Extracted information ::

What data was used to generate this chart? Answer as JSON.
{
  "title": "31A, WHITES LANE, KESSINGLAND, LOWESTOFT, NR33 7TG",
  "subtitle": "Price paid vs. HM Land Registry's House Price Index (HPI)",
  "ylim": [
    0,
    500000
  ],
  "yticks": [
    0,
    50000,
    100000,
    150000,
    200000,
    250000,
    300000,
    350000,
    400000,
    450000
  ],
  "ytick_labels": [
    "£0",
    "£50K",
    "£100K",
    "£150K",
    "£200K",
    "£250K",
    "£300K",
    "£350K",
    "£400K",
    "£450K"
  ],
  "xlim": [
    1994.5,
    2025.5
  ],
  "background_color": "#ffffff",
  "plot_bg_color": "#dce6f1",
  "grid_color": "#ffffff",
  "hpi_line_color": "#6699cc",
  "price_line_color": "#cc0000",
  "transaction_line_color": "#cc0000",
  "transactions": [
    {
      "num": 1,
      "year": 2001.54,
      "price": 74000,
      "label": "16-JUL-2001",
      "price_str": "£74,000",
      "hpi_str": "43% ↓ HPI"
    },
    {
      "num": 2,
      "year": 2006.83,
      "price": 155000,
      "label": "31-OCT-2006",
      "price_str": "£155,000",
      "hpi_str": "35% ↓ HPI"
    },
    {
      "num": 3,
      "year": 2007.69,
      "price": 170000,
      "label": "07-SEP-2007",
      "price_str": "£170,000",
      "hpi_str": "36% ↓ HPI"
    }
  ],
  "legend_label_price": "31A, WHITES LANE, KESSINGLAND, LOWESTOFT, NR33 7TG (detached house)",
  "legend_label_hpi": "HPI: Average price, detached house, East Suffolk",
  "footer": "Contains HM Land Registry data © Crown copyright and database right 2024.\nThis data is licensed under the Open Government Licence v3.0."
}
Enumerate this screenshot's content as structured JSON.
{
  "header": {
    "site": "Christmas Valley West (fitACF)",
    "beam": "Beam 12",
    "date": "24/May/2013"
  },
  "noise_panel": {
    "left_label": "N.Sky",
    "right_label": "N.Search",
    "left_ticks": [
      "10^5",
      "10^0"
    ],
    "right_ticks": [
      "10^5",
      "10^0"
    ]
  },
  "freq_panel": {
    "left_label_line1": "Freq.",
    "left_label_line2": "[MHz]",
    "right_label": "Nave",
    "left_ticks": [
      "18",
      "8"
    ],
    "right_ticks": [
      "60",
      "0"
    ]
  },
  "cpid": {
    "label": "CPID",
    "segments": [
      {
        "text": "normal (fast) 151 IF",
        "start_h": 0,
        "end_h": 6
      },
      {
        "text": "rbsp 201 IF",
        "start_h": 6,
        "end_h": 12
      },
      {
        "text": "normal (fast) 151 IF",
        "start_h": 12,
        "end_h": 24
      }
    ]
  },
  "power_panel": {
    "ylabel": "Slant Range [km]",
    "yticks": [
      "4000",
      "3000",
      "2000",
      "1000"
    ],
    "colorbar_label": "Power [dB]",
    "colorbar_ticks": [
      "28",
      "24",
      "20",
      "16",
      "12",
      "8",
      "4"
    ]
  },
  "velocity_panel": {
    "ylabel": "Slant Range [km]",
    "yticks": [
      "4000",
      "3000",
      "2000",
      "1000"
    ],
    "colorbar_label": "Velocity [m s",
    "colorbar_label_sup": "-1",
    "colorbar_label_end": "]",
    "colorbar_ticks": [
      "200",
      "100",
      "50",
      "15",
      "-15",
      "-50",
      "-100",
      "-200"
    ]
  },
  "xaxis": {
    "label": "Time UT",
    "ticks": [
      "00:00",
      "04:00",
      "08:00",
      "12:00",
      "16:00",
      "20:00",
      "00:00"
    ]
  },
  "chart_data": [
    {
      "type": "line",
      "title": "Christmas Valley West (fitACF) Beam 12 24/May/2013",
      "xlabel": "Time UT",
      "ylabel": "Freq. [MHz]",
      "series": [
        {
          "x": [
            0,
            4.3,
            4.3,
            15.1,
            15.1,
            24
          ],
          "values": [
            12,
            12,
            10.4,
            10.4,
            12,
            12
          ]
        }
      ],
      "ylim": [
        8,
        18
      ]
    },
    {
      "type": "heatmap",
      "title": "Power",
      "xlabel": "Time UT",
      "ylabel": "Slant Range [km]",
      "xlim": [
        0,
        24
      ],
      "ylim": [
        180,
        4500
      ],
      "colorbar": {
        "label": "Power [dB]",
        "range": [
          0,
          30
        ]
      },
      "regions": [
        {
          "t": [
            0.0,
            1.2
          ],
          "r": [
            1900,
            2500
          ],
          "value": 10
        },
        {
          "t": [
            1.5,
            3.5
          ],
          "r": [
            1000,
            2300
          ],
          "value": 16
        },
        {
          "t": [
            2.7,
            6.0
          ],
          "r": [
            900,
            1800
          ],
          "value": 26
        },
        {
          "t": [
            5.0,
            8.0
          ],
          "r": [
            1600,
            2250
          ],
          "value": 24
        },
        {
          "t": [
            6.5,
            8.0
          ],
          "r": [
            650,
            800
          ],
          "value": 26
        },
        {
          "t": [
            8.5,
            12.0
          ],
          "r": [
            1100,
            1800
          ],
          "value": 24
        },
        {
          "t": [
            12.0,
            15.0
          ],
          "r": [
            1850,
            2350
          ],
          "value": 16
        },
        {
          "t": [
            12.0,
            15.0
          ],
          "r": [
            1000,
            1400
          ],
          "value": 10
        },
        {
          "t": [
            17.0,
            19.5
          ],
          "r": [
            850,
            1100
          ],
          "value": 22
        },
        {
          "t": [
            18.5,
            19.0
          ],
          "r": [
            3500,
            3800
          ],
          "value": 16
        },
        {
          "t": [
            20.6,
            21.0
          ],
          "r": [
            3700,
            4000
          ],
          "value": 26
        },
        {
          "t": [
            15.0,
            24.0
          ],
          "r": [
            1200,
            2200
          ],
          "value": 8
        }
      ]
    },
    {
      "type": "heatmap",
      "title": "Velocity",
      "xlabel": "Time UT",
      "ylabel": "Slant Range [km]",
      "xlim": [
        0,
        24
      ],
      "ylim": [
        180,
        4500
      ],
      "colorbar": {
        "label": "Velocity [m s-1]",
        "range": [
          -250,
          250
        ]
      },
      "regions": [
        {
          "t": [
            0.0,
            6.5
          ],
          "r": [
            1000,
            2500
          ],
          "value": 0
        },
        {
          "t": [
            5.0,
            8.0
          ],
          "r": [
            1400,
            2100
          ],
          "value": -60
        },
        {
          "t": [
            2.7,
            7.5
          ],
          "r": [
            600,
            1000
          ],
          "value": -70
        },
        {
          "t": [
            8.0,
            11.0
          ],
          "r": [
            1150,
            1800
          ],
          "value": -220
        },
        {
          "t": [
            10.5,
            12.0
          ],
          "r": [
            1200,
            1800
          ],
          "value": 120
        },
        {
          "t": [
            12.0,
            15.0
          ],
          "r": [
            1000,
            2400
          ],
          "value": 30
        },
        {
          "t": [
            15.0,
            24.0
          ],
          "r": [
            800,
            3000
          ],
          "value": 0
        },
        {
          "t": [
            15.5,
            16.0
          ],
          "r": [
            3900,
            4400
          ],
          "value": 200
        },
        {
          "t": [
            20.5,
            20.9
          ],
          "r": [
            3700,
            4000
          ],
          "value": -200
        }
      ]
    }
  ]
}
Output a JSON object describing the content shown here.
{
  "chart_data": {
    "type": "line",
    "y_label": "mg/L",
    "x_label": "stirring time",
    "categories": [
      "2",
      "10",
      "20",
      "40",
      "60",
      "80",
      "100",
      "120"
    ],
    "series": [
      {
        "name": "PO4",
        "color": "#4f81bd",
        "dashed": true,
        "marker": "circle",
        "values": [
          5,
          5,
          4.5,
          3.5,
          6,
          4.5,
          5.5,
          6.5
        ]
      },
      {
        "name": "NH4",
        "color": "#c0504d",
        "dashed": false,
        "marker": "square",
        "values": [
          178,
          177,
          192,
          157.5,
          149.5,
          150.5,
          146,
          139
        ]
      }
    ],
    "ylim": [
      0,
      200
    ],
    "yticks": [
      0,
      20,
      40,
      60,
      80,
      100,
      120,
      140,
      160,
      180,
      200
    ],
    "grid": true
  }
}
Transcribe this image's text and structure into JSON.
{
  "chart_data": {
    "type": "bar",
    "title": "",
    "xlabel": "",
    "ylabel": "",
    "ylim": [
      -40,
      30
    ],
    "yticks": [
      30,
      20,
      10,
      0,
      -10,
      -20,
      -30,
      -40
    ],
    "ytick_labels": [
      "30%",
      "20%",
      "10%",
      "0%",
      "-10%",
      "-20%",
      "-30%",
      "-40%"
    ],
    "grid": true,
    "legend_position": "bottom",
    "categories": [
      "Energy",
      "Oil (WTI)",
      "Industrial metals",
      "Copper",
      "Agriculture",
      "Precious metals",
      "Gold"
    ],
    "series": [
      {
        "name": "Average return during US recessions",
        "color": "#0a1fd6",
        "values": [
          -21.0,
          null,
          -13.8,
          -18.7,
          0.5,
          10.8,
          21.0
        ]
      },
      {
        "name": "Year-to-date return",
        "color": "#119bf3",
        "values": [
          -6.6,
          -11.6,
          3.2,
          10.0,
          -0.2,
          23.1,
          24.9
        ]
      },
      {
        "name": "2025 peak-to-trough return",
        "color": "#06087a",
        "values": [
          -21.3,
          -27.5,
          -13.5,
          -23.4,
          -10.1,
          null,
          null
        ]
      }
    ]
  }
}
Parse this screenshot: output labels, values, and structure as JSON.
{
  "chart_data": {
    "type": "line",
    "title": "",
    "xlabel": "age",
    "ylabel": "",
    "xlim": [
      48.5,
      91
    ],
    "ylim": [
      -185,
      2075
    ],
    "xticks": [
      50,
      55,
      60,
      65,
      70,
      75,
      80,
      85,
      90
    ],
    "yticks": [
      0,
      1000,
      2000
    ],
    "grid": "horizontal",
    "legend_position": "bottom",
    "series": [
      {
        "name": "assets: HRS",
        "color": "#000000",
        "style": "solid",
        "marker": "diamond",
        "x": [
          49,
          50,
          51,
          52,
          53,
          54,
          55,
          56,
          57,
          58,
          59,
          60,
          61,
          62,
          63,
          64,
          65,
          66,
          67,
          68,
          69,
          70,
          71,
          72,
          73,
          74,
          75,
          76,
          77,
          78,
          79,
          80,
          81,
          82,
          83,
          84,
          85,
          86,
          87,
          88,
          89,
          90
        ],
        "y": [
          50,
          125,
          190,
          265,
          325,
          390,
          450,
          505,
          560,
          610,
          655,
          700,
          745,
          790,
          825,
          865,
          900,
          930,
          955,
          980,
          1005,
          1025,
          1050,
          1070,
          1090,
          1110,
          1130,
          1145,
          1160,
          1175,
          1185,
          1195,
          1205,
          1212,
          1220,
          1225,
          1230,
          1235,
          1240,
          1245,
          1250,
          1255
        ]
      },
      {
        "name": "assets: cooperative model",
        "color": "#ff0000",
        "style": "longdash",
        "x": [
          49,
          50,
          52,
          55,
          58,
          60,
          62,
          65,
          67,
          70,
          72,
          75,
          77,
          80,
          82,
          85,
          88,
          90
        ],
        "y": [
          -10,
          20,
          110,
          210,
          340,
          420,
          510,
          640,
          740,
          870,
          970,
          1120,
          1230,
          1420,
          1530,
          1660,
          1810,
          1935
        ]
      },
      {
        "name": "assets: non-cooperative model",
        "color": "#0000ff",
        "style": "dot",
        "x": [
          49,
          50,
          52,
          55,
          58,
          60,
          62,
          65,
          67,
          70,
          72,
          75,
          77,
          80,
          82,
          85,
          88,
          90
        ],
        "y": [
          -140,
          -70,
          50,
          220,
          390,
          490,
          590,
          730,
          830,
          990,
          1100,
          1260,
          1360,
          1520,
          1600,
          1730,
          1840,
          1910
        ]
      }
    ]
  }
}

Task to complete ::
Look through the listing and extract every line with "screenshot" in it.

Solution for this task ::
Enumerate this screenshot's content as structured JSON.
Parse this screenshot: output labels, values, and structure as JSON.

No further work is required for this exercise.